--- BEGIN ---

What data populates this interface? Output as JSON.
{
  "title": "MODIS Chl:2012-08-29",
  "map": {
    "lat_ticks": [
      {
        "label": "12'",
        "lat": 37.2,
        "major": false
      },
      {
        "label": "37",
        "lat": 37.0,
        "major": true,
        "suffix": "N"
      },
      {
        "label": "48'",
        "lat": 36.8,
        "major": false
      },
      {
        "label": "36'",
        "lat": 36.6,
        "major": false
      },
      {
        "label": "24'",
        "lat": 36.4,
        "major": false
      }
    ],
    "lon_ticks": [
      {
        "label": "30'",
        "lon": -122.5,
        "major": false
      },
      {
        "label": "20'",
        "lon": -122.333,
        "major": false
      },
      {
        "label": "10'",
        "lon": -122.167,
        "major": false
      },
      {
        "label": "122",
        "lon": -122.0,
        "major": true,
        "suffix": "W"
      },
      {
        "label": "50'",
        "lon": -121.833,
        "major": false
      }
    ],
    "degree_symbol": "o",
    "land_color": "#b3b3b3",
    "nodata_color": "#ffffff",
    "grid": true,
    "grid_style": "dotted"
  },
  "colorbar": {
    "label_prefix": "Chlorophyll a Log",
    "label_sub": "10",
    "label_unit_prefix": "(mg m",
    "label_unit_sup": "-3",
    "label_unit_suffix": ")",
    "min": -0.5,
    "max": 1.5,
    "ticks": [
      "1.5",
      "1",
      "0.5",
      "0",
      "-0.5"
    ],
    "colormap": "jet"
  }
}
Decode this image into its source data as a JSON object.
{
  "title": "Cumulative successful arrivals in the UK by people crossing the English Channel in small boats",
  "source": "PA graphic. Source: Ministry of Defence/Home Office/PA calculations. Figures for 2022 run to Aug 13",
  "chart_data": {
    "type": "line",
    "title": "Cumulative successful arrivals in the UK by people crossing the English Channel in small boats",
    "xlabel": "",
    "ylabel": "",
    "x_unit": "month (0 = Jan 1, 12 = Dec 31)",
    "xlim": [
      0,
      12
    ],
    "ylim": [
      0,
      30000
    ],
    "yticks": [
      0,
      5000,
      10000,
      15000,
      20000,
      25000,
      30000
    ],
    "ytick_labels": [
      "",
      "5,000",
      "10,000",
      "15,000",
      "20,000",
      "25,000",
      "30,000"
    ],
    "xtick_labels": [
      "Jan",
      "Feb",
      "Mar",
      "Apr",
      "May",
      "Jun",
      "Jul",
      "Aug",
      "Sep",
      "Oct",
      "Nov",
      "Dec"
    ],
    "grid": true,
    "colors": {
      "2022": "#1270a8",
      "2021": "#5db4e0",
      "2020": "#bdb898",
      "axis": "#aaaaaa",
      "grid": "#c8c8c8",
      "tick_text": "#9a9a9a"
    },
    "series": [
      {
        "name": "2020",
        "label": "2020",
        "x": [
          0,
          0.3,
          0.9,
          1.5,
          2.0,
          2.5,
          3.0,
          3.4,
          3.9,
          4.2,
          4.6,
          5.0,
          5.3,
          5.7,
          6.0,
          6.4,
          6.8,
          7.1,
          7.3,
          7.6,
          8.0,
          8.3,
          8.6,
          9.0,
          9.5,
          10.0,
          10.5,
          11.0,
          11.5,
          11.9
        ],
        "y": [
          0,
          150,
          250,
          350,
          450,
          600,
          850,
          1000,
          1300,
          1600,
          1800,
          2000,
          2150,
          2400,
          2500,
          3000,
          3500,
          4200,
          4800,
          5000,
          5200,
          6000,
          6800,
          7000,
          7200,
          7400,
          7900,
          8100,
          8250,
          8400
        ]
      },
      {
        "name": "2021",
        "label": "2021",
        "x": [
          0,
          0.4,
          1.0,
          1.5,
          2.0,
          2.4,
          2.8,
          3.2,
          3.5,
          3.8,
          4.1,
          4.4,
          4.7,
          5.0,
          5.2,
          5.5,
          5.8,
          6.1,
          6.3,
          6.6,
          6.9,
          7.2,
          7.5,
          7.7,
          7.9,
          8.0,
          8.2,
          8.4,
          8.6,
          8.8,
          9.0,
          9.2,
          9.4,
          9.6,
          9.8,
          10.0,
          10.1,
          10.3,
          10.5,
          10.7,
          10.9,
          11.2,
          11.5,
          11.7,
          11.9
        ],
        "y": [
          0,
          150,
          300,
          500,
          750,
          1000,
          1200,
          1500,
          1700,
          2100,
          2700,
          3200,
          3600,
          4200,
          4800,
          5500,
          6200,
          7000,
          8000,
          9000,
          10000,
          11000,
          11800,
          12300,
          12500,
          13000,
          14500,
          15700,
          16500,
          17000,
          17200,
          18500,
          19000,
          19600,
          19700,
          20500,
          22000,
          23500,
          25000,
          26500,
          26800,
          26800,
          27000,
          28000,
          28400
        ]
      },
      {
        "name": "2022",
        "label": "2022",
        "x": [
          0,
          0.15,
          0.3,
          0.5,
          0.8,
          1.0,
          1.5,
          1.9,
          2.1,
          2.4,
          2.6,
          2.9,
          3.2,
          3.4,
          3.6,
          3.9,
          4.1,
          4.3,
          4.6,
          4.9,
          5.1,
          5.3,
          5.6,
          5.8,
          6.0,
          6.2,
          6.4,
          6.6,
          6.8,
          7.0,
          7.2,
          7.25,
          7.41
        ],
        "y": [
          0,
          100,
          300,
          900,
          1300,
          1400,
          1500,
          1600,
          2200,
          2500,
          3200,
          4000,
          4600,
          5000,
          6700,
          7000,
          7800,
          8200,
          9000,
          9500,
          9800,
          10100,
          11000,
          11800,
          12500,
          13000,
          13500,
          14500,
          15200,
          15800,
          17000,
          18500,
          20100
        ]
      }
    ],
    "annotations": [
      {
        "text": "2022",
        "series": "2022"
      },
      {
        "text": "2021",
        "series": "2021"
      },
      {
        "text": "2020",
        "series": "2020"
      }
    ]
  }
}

--- END ---

Set problem » Copy every line from the records above that contains the word "people".

Result below »
  "title": "Cumulative successful arrivals in the UK by people crossing the English Channel in small boats",
    "title": "Cumulative successful arrivals in the UK by people crossing the English Channel in small boats",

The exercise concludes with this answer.